▼

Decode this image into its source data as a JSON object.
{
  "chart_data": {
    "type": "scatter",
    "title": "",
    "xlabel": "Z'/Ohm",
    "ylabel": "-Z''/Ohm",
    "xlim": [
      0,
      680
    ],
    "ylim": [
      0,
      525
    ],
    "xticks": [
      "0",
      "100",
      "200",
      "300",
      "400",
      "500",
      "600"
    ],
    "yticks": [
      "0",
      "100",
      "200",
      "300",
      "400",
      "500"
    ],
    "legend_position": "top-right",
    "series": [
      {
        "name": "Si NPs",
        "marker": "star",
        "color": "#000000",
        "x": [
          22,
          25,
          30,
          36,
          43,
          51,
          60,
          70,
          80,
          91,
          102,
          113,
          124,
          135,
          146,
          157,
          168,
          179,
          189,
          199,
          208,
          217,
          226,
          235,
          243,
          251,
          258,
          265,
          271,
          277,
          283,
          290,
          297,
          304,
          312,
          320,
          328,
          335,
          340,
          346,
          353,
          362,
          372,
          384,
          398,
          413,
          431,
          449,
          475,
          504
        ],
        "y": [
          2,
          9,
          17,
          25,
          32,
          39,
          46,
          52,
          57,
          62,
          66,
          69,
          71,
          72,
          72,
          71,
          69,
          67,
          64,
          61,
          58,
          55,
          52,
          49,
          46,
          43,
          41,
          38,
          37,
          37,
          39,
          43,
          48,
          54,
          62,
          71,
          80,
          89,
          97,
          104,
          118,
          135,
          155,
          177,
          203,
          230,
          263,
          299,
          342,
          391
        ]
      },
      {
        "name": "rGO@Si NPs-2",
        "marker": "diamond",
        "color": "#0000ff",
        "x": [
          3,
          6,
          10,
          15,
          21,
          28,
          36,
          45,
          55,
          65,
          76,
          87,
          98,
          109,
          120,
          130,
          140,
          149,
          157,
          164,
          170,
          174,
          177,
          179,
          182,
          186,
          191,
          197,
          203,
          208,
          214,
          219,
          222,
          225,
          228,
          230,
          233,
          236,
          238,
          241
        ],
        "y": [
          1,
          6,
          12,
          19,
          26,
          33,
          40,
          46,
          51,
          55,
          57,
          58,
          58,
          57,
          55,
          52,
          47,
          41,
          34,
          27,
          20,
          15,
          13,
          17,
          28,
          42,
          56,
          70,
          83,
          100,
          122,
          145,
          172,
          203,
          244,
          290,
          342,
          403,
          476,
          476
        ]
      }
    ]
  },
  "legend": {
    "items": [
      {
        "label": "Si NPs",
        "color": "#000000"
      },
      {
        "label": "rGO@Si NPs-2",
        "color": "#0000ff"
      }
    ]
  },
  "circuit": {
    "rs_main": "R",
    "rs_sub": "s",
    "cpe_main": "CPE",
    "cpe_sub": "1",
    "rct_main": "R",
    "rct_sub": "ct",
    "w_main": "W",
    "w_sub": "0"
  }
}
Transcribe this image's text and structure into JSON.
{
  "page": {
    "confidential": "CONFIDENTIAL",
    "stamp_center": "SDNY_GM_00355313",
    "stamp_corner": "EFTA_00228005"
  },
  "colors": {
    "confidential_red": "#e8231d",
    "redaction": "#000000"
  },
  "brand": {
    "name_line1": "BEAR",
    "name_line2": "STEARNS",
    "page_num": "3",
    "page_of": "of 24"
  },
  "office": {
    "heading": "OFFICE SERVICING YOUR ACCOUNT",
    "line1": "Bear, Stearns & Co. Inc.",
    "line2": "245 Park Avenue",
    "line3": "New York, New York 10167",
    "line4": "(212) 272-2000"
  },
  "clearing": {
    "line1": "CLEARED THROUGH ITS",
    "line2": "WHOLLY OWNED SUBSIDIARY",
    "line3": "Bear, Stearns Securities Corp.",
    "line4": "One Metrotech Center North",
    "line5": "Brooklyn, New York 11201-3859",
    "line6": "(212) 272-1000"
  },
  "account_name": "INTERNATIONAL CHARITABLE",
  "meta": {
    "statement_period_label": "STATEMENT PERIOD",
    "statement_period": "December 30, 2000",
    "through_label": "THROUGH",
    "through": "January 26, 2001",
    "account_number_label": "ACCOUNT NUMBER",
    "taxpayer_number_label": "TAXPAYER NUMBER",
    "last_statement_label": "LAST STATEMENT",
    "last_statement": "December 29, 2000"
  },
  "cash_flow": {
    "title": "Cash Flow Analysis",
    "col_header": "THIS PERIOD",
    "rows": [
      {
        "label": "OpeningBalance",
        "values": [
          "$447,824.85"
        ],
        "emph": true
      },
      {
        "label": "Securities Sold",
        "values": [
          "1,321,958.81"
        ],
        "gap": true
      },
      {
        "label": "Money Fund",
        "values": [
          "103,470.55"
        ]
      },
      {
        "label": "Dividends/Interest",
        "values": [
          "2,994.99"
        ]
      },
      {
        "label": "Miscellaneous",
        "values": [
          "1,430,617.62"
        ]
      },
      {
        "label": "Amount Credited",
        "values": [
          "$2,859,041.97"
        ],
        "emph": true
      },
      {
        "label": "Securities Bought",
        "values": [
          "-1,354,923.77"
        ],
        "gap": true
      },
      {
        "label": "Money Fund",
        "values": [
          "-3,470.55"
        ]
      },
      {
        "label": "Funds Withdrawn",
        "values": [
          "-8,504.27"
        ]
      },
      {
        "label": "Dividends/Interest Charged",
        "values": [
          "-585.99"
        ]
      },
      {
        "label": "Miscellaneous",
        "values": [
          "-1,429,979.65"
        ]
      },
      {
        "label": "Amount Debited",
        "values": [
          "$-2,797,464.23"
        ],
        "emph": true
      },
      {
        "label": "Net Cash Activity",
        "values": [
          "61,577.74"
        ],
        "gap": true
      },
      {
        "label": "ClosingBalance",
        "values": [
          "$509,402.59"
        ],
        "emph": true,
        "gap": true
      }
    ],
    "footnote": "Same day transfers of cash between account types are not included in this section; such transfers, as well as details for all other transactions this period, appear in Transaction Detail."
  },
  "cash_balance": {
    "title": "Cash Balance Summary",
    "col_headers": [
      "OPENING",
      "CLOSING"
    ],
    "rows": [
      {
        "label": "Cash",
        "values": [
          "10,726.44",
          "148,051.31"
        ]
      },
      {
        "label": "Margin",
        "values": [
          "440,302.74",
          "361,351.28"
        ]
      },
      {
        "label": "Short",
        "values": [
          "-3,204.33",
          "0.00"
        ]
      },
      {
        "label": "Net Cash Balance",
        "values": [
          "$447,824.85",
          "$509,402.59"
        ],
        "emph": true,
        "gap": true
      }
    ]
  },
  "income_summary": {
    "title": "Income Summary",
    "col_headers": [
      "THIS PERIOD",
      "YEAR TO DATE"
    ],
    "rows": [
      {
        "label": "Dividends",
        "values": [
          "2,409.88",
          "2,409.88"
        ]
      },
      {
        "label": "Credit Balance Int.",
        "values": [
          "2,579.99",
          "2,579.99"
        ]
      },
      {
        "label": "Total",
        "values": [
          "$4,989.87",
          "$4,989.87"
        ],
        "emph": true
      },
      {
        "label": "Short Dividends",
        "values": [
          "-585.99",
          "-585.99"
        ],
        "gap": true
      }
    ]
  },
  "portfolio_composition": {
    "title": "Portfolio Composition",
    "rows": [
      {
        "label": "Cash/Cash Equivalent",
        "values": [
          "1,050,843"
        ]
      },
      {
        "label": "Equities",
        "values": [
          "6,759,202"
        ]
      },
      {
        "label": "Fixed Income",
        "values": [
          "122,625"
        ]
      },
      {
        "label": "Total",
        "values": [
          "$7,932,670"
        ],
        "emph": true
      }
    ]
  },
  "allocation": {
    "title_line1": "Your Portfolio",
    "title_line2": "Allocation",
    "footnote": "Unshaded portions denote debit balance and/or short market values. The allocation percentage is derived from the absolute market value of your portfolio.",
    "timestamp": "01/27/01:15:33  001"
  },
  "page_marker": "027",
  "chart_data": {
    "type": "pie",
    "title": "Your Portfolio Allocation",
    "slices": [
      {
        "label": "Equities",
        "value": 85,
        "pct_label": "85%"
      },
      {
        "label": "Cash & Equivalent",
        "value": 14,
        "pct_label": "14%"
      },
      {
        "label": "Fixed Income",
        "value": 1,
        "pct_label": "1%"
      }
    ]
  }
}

▲

* [TASK GOAL]:
Identify the lines that hold the word "December". Copy every one of them.

* [ANSWER BELOW]:
    "statement_period": "December 30, 2000",
    "last_statement": "December 29, 2000"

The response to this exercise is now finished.